▸ **RECORDED DATA**:
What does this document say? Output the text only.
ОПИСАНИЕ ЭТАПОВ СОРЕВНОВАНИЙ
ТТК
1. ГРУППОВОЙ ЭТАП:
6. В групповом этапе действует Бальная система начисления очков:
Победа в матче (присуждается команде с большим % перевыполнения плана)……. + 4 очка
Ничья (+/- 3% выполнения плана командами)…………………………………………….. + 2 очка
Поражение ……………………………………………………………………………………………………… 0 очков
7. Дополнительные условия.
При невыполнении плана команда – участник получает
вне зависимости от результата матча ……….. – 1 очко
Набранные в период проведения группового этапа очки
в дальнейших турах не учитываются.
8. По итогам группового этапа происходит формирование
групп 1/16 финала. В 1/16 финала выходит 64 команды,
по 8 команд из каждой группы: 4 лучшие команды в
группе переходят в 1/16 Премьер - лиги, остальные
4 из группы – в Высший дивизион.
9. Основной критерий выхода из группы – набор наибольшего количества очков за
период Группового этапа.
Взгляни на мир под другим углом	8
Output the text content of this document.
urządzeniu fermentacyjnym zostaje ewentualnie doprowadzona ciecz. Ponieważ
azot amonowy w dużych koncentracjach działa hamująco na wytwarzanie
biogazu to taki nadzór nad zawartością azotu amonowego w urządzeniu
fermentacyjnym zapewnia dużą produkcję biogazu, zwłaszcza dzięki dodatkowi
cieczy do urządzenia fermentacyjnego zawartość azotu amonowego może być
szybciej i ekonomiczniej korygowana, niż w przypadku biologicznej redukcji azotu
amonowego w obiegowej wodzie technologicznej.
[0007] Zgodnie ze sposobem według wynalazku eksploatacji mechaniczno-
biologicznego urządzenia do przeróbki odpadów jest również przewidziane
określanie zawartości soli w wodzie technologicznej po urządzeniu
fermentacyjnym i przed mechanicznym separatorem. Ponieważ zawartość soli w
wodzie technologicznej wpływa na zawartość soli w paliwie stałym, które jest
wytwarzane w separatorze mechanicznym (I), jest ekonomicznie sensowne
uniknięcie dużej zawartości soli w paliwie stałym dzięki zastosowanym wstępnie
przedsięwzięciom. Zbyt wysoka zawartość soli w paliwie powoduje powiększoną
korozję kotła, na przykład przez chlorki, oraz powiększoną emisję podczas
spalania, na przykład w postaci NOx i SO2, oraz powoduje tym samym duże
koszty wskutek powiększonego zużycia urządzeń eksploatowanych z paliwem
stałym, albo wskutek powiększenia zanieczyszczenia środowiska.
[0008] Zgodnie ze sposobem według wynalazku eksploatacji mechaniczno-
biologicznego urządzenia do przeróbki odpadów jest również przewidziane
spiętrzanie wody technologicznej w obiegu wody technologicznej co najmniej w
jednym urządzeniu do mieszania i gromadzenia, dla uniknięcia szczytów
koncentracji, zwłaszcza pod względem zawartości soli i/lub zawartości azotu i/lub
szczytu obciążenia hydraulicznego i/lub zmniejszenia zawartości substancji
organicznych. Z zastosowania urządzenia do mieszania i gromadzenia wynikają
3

▸ **EXERCISE TASK**: Read through the data and copy every line where "text" shows up.

▸ **FULL RESPONSE**:
What does this document say? Output the text only.
Output the text content of this document.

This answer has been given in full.